### Material provided

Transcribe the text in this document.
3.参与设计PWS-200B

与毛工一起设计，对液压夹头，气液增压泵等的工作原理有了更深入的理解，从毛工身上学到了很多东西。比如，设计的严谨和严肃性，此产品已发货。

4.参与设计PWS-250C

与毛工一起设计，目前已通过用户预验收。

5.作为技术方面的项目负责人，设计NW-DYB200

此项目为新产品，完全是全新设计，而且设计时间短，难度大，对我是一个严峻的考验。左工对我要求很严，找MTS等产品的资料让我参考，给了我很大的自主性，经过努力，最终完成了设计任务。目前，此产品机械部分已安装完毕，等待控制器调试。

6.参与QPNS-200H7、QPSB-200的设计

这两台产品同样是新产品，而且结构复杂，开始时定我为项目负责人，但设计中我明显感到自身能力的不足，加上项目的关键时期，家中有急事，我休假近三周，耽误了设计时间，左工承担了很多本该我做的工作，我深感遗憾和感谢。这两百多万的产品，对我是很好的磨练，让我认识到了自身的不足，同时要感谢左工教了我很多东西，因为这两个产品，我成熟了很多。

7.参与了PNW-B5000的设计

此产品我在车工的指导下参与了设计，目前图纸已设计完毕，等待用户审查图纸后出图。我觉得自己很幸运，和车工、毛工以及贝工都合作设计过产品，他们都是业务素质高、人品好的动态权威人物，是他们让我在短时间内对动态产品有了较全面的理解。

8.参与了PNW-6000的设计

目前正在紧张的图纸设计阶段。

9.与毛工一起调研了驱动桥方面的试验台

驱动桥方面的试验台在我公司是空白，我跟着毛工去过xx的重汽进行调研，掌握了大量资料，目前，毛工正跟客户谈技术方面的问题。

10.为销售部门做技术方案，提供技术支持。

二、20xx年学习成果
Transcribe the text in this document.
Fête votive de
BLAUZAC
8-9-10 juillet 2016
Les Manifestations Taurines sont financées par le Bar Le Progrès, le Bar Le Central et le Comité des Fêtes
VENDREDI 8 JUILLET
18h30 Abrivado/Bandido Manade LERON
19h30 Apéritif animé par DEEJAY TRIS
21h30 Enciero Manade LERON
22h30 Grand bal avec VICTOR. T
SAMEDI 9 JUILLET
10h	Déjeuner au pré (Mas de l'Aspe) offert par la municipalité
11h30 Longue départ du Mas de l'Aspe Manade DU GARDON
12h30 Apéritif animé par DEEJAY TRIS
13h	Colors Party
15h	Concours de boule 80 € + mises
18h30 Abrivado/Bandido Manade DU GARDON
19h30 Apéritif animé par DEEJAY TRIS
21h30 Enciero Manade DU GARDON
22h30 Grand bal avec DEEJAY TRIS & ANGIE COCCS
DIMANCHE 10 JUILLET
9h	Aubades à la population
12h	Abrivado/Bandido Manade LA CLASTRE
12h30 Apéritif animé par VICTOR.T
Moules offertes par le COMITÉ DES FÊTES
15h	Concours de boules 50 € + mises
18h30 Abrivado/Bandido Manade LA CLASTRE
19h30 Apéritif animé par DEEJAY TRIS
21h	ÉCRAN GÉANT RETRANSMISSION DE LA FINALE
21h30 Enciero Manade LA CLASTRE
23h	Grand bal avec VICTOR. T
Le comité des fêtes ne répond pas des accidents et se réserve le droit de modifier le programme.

### Exercise goal
The records above should all be quoted exactly, please.

### Response to the exercise
Transcribe the text in this document.
3.参与设计PWS-200B

与毛工一起设计，对液压夹头，气液增压泵等的工作原理有了更深入的理解，从毛工身上学到了很多东西。比如，设计的严谨和严肃性，此产品已发货。

4.参与设计PWS-250C

与毛工一起设计，目前已通过用户预验收。

5.作为技术方面的项目负责人，设计NW-DYB200

此项目为新产品，完全是全新设计，而且设计时间短，难度大，对我是一个严峻的考验。左工对我要求很严，找MTS等产品的资料让我参考，给了我很大的自主性，经过努力，最终完成了设计任务。目前，此产品机械部分已安装完毕，等待控制器调试。

6.参与QPNS-200H7、QPSB-200的设计

这两台产品同样是新产品，而且结构复杂，开始时定我为项目负责人，但设计中我明显感到自身能力的不足，加上项目的关键时期，家中有急事，我休假近三周，耽误了设计时间，左工承担了很多本该我做的工作，我深感遗憾和感谢。这两百多万的产品，对我是很好的磨练，让我认识到了自身的不足，同时要感谢左工教了我很多东西，因为这两个产品，我成熟了很多。

7.参与了PNW-B5000的设计

此产品我在车工的指导下参与了设计，目前图纸已设计完毕，等待用户审查图纸后出图。我觉得自己很幸运，和车工、毛工以及贝工都合作设计过产品，他们都是业务素质高、人品好的动态权威人物，是他们让我在短时间内对动态产品有了较全面的理解。

8.参与了PNW-6000的设计

目前正在紧张的图纸设计阶段。

9.与毛工一起调研了驱动桥方面的试验台

驱动桥方面的试验台在我公司是空白，我跟着毛工去过xx的重汽进行调研，掌握了大量资料，目前，毛工正跟客户谈技术方面的问题。

10.为销售部门做技术方案，提供技术支持。

二、20xx年学习成果
Transcribe the text in this document.
Fête votive de
BLAUZAC
8-9-10 juillet 2016
Les Manifestations Taurines sont financées par le Bar Le Progrès, le Bar Le Central et le Comité des Fêtes
VENDREDI 8 JUILLET
18h30 Abrivado/Bandido Manade LERON
19h30 Apéritif animé par DEEJAY TRIS
21h30 Enciero Manade LERON
22h30 Grand bal avec VICTOR. T
SAMEDI 9 JUILLET
10h	Déjeuner au pré (Mas de l'Aspe) offert par la municipalité
11h30 Longue départ du Mas de l'Aspe Manade DU GARDON
12h30 Apéritif animé par DEEJAY TRIS
13h	Colors Party
15h	Concours de boule 80 € + mises
18h30 Abrivado/Bandido Manade DU GARDON
19h30 Apéritif animé par DEEJAY TRIS
21h30 Enciero Manade DU GARDON
22h30 Grand bal avec DEEJAY TRIS & ANGIE COCCS
DIMANCHE 10 JUILLET
9h	Aubades à la population
12h	Abrivado/Bandido Manade LA CLASTRE
12h30 Apéritif animé par VICTOR.T
Moules offertes par le COMITÉ DES FÊTES
15h	Concours de boules 50 € + mises
18h30 Abrivado/Bandido Manade LA CLASTRE
19h30 Apéritif animé par DEEJAY TRIS
21h	ÉCRAN GÉANT RETRANSMISSION DE LA FINALE
21h30 Enciero Manade LA CLASTRE
23h	Grand bal avec VICTOR. T
Le comité des fêtes ne répond pas des accidents et se réserve le droit de modifier le programme.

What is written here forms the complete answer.